:: WHAT THE EXERCISE ASKS ::
The entire listing is to be repeated verbatim.

[Records contained in a dataset]
====
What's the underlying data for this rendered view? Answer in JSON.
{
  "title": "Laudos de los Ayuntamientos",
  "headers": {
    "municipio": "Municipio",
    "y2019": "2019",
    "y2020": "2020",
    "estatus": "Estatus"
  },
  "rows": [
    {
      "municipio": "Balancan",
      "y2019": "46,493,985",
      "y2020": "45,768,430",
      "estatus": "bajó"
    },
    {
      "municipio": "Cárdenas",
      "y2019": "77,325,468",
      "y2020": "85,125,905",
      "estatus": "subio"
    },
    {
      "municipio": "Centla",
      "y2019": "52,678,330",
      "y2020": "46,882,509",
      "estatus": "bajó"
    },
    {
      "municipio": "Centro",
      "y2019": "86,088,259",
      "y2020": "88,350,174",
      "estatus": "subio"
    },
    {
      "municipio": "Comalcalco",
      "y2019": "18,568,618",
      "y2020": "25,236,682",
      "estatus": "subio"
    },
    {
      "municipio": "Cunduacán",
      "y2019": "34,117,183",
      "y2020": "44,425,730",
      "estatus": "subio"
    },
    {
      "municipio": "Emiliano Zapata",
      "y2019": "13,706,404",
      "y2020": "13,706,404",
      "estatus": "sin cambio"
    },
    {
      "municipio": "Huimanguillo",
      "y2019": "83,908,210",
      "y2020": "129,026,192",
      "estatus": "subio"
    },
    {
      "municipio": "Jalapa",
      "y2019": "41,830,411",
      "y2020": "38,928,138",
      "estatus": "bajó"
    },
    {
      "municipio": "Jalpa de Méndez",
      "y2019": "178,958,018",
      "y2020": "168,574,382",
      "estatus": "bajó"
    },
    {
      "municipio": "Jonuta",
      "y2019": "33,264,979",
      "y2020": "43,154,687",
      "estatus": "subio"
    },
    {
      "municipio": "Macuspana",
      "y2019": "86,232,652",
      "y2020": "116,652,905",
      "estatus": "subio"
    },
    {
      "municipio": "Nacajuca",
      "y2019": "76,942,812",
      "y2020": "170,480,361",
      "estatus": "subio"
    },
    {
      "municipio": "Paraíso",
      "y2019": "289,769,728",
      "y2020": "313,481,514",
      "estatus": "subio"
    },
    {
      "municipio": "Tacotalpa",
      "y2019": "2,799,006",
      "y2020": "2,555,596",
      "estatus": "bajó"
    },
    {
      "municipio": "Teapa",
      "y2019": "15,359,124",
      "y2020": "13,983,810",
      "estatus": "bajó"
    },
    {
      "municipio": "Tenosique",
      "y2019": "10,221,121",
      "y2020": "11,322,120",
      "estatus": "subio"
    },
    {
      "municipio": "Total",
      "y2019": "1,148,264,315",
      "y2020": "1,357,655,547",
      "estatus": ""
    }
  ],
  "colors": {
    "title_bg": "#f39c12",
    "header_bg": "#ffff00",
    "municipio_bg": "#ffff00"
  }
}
====
:: RESPONSE FOR THIS EXERCISE ::
What's the underlying data for this rendered view? Answer in JSON.
{
  "title": "Laudos de los Ayuntamientos",
  "headers": {
    "municipio": "Municipio",
    "y2019": "2019",
    "y2020": "2020",
    "estatus": "Estatus"
  },
  "rows": [
    {
      "municipio": "Balancan",
      "y2019": "46,493,985",
      "y2020": "45,768,430",
      "estatus": "bajó"
    },
    {
      "municipio": "Cárdenas",
      "y2019": "77,325,468",
      "y2020": "85,125,905",
      "estatus": "subio"
    },
    {
      "municipio": "Centla",
      "y2019": "52,678,330",
      "y2020": "46,882,509",
      "estatus": "bajó"
    },
    {
      "municipio": "Centro",
      "y2019": "86,088,259",
      "y2020": "88,350,174",
      "estatus": "subio"
    },
    {
      "municipio": "Comalcalco",
      "y2019": "18,568,618",
      "y2020": "25,236,682",
      "estatus": "subio"
    },
    {
      "municipio": "Cunduacán",
      "y2019": "34,117,183",
      "y2020": "44,425,730",
      "estatus": "subio"
    },
    {
      "municipio": "Emiliano Zapata",
      "y2019": "13,706,404",
      "y2020": "13,706,404",
      "estatus": "sin cambio"
    },
    {
      "municipio": "Huimanguillo",
      "y2019": "83,908,210",
      "y2020": "129,026,192",
      "estatus": "subio"
    },
    {
      "municipio": "Jalapa",
      "y2019": "41,830,411",
      "y2020": "38,928,138",
      "estatus": "bajó"
    },
    {
      "municipio": "Jalpa de Méndez",
      "y2019": "178,958,018",
      "y2020": "168,574,382",
      "estatus": "bajó"
    },
    {
      "municipio": "Jonuta",
      "y2019": "33,264,979",
      "y2020": "43,154,687",
      "estatus": "subio"
    },
    {
      "municipio": "Macuspana",
      "y2019": "86,232,652",
      "y2020": "116,652,905",
      "estatus": "subio"
    },
    {
      "municipio": "Nacajuca",
      "y2019": "76,942,812",
      "y2020": "170,480,361",
      "estatus": "subio"
    },
    {
      "municipio": "Paraíso",
      "y2019": "289,769,728",
      "y2020": "313,481,514",
      "estatus": "subio"
    },
    {
      "municipio": "Tacotalpa",
      "y2019": "2,799,006",
      "y2020": "2,555,596",
      "estatus": "bajó"
    },
    {
      "municipio": "Teapa",
      "y2019": "15,359,124",
      "y2020": "13,983,810",
      "estatus": "bajó"
    },
    {
      "municipio": "Tenosique",
      "y2019": "10,221,121",
      "y2020": "11,322,120",
      "estatus": "subio"
    },
    {
      "municipio": "Total",
      "y2019": "1,148,264,315",
      "y2020": "1,357,655,547",
      "estatus": ""
    }
  ],
  "colors": {
    "title_bg": "#f39c12",
    "header_bg": "#ffff00",
    "municipio_bg": "#ffff00"
  }
}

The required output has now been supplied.